Copy out the data below, substituting "glare-spot" for each occurrence of "screen-glare" and leaving every other character unchanged.

▶ [SUPPLIED DATA]
--- --- ---
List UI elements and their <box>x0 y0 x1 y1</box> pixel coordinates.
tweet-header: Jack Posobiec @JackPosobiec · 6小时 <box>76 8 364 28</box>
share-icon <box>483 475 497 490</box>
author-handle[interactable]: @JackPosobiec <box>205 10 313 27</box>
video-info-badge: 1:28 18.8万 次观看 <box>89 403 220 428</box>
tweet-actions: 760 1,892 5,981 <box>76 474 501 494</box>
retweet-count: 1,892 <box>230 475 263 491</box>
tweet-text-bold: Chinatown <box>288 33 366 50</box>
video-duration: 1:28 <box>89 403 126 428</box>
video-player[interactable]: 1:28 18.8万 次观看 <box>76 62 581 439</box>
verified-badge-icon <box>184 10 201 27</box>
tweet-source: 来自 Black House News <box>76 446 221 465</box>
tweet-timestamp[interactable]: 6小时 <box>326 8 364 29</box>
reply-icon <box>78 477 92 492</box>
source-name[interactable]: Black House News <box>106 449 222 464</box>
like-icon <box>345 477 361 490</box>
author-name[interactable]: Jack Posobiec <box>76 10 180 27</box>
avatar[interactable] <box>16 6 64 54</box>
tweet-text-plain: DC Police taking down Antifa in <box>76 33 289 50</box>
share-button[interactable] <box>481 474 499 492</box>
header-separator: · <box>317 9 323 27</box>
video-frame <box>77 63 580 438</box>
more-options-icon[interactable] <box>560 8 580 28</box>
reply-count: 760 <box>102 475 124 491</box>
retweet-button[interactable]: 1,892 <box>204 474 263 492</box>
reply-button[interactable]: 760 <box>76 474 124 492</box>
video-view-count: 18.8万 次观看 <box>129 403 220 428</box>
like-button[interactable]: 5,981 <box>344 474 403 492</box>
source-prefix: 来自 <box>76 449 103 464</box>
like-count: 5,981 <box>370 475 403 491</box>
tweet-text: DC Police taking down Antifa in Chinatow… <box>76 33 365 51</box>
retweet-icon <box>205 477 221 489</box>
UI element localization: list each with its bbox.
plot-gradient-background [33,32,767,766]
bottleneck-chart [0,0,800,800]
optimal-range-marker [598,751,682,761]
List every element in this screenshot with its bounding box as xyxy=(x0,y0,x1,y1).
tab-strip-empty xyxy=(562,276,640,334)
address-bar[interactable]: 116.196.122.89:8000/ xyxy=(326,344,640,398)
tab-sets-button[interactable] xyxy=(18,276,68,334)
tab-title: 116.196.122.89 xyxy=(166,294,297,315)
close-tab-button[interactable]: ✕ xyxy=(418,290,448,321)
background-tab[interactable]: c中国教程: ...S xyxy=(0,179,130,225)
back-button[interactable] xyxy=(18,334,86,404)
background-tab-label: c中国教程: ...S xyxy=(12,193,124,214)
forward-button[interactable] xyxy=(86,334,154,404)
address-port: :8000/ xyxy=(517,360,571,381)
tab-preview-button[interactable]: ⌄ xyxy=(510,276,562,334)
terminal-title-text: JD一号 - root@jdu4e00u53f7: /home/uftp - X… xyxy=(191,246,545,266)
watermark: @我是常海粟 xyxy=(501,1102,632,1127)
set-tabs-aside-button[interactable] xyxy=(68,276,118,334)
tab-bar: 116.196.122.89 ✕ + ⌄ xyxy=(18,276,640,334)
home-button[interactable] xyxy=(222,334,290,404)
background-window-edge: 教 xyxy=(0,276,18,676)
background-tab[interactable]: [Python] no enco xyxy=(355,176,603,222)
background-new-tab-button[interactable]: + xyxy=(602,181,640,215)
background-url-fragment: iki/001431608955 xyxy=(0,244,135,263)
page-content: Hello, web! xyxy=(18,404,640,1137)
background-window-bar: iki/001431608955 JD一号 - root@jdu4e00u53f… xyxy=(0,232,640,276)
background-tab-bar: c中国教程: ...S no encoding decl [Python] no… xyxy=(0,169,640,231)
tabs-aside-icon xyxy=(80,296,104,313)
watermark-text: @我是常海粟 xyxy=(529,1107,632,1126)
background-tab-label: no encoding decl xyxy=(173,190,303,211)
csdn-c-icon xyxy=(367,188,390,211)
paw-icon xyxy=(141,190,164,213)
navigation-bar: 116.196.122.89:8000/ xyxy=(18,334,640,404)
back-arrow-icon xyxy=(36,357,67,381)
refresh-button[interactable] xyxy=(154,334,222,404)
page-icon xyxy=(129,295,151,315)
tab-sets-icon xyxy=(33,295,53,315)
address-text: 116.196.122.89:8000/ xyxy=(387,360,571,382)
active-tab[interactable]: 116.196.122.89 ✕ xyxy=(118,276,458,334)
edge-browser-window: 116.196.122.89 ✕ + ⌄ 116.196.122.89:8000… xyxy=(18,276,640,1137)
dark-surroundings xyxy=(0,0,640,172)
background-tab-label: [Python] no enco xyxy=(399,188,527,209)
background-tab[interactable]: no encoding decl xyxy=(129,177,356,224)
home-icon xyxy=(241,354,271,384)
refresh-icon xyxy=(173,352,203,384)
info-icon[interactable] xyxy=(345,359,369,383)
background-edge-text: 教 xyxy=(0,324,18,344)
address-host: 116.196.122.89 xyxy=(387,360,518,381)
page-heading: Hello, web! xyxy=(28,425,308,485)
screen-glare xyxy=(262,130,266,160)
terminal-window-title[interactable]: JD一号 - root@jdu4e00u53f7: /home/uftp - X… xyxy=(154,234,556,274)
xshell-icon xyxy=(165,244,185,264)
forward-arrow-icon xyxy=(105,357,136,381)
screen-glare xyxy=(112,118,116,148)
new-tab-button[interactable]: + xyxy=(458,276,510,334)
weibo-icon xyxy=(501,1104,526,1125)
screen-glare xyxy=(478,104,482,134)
--- --- ---
▶ [SOLUTION FOR THIS TASK]
List UI elements and their <box>x0 y0 x1 y1</box> pixel coordinates.
tweet-header: Jack Posobiec @JackPosobiec · 6小时 <box>76 8 364 28</box>
share-icon <box>483 475 497 490</box>
author-handle[interactable]: @JackPosobiec <box>205 10 313 27</box>
video-info-badge: 1:28 18.8万 次观看 <box>89 403 220 428</box>
tweet-actions: 760 1,892 5,981 <box>76 474 501 494</box>
retweet-count: 1,892 <box>230 475 263 491</box>
tweet-text-bold: Chinatown <box>288 33 366 50</box>
video-duration: 1:28 <box>89 403 126 428</box>
video-player[interactable]: 1:28 18.8万 次观看 <box>76 62 581 439</box>
verified-badge-icon <box>184 10 201 27</box>
tweet-source: 来自 Black House News <box>76 446 221 465</box>
tweet-timestamp[interactable]: 6小时 <box>326 8 364 29</box>
reply-icon <box>78 477 92 492</box>
source-name[interactable]: Black House News <box>106 449 222 464</box>
like-icon <box>345 477 361 490</box>
author-name[interactable]: Jack Posobiec <box>76 10 180 27</box>
avatar[interactable] <box>16 6 64 54</box>
tweet-text-plain: DC Police taking down Antifa in <box>76 33 289 50</box>
share-button[interactable] <box>481 474 499 492</box>
header-separator: · <box>317 9 323 27</box>
video-frame <box>77 63 580 438</box>
more-options-icon[interactable] <box>560 8 580 28</box>
reply-count: 760 <box>102 475 124 491</box>
retweet-button[interactable]: 1,892 <box>204 474 263 492</box>
reply-button[interactable]: 760 <box>76 474 124 492</box>
video-view-count: 18.8万 次观看 <box>129 403 220 428</box>
like-button[interactable]: 5,981 <box>344 474 403 492</box>
source-prefix: 来自 <box>76 449 103 464</box>
like-count: 5,981 <box>370 475 403 491</box>
tweet-text: DC Police taking down Antifa in Chinatow… <box>76 33 365 51</box>
retweet-icon <box>205 477 221 489</box>
UI element localization: list each with its bbox.
plot-gradient-background [33,32,767,766]
bottleneck-chart [0,0,800,800]
optimal-range-marker [598,751,682,761]
List every element in this screenshot with its bounding box as xyxy=(x0,y0,x1,y1).
tab-strip-empty xyxy=(562,276,640,334)
address-bar[interactable]: 116.196.122.89:8000/ xyxy=(326,344,640,398)
tab-sets-button[interactable] xyxy=(18,276,68,334)
tab-title: 116.196.122.89 xyxy=(166,294,297,315)
close-tab-button[interactable]: ✕ xyxy=(418,290,448,321)
background-tab[interactable]: c中国教程: ...S xyxy=(0,179,130,225)
back-button[interactable] xyxy=(18,334,86,404)
background-tab-label: c中国教程: ...S xyxy=(12,193,124,214)
forward-button[interactable] xyxy=(86,334,154,404)
address-port: :8000/ xyxy=(517,360,571,381)
tab-preview-button[interactable]: ⌄ xyxy=(510,276,562,334)
terminal-title-text: JD一号 - root@jdu4e00u53f7: /home/uftp - X… xyxy=(191,246,545,266)
watermark: @我是常海粟 xyxy=(501,1102,632,1127)
set-tabs-aside-button[interactable] xyxy=(68,276,118,334)
tab-bar: 116.196.122.89 ✕ + ⌄ xyxy=(18,276,640,334)
home-button[interactable] xyxy=(222,334,290,404)
background-window-edge: 教 xyxy=(0,276,18,676)
background-tab[interactable]: [Python] no enco xyxy=(355,176,603,222)
background-new-tab-button[interactable]: + xyxy=(602,181,640,215)
background-url-fragment: iki/001431608955 xyxy=(0,244,135,263)
page-content: Hello, web! xyxy=(18,404,640,1137)
background-window-bar: iki/001431608955 JD一号 - root@jdu4e00u53f… xyxy=(0,232,640,276)
background-tab-bar: c中国教程: ...S no encoding decl [Python] no… xyxy=(0,169,640,231)
tabs-aside-icon xyxy=(80,296,104,313)
watermark-text: @我是常海粟 xyxy=(529,1107,632,1126)
background-tab-label: no encoding decl xyxy=(173,190,303,211)
csdn-c-icon xyxy=(367,188,390,211)
paw-icon xyxy=(141,190,164,213)
navigation-bar: 116.196.122.89:8000/ xyxy=(18,334,640,404)
back-arrow-icon xyxy=(36,357,67,381)
refresh-button[interactable] xyxy=(154,334,222,404)
page-icon xyxy=(129,295,151,315)
tab-sets-icon xyxy=(33,295,53,315)
address-text: 116.196.122.89:8000/ xyxy=(387,360,571,382)
active-tab[interactable]: 116.196.122.89 ✕ xyxy=(118,276,458,334)
edge-browser-window: 116.196.122.89 ✕ + ⌄ 116.196.122.89:8000… xyxy=(18,276,640,1137)
dark-surroundings xyxy=(0,0,640,172)
background-tab-label: [Python] no enco xyxy=(399,188,527,209)
background-tab[interactable]: no encoding decl xyxy=(129,177,356,224)
home-icon xyxy=(241,354,271,384)
refresh-icon xyxy=(173,352,203,384)
info-icon[interactable] xyxy=(345,359,369,383)
background-edge-text: 教 xyxy=(0,324,18,344)
address-host: 116.196.122.89 xyxy=(387,360,518,381)
page-heading: Hello, web! xyxy=(28,425,308,485)
glare-spot xyxy=(262,130,266,160)
terminal-window-title[interactable]: JD一号 - root@jdu4e00u53f7: /home/uftp - X… xyxy=(154,234,556,274)
xshell-icon xyxy=(165,244,185,264)
forward-arrow-icon xyxy=(105,357,136,381)
glare-spot xyxy=(112,118,116,148)
new-tab-button[interactable]: + xyxy=(458,276,510,334)
weibo-icon xyxy=(501,1104,526,1125)
glare-spot xyxy=(478,104,482,134)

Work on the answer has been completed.